EXERCISE DIRECTIONS
Check each line of the material below for "проведении". Report how many have it, with no other words.

# # # # # # #

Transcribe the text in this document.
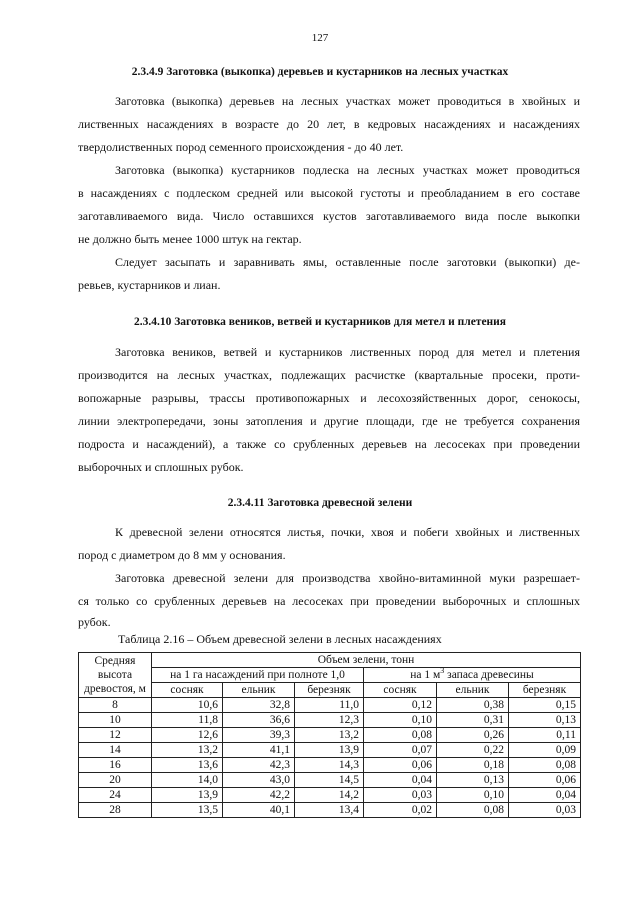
127
2.3.4.9 Заготовка (выкопка) деревьев и кустарников на лесных участках
Заготовка (выкопка) деревьев на лесных участках может проводиться в хвойных и
лиственных насаждениях в возрасте до 20 лет, в кедровых насаждениях и насаждениях
твердолиственных пород семенного происхождения - до 40 лет.
Заготовка (выкопка) кустарников подлеска на лесных участках может проводиться
в насаждениях с подлеском средней или высокой густоты и преобладанием в его составе
заготавливаемого вида. Число оставшихся кустов заготавливаемого вида после выкопки
не должно быть менее 1000 штук на гектар.
Следует засыпать и заравнивать ямы, оставленные после заготовки (выкопки) де-
ревьев, кустарников и лиан.
2.3.4.10 Заготовка веников, ветвей и кустарников для метел и плетения
Заготовка веников, ветвей и кустарников лиственных пород для метел и плетения
производится на лесных участках, подлежащих расчистке (квартальные просеки, проти-
вопожарные разрывы, трассы противопожарных и лесохозяйственных дорог, сенокосы,
линии электропередачи, зоны затопления и другие площади, где не требуется сохранения
подроста и насаждений), а также со срубленных деревьев на лесосеках при проведении
выборочных и сплошных рубок.
2.3.4.11 Заготовка древесной зелени
К древесной зелени относятся листья, почки, хвоя и побеги хвойных и лиственных
пород с диаметром до 8 мм у основания.
Заготовка древесной зелени для производства хвойно-витаминной муки разрешает-
ся только со срубленных деревьев на лесосеках при проведении выборочных и сплошных
рубок.
Таблица 2.16 – Объем древесной зелени в лесных насаждениях
Средняя высота древостоя, м	Объем зелени, тонн					
	на 1 га насаждений при полноте 1,0			на 1 $м^3$ запаса древесины		
	сосняк	ельник	березняк	сосняк	ельник	березняк
8	10,6	32,8	11,0	0,12	0,38	0,15
10	11,8	36,6	12,3	0,10	0,31	0,13
12	12,6	39,3	13,2	0,08	0,26	0,11
14	13,2	41,1	13,9	0,07	0,22	0,09
16	13,6	42,3	14,3	0,06	0,18	0,08
20	14,0	43,0	14,5	0,04	0,13	0,06
24	13,9	42,2	14,2	0,03	0,10	0,04
28	13,5	40,1	13,4	0,02	0,08	0,03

# # # # # # #

TASK RESPONSE
2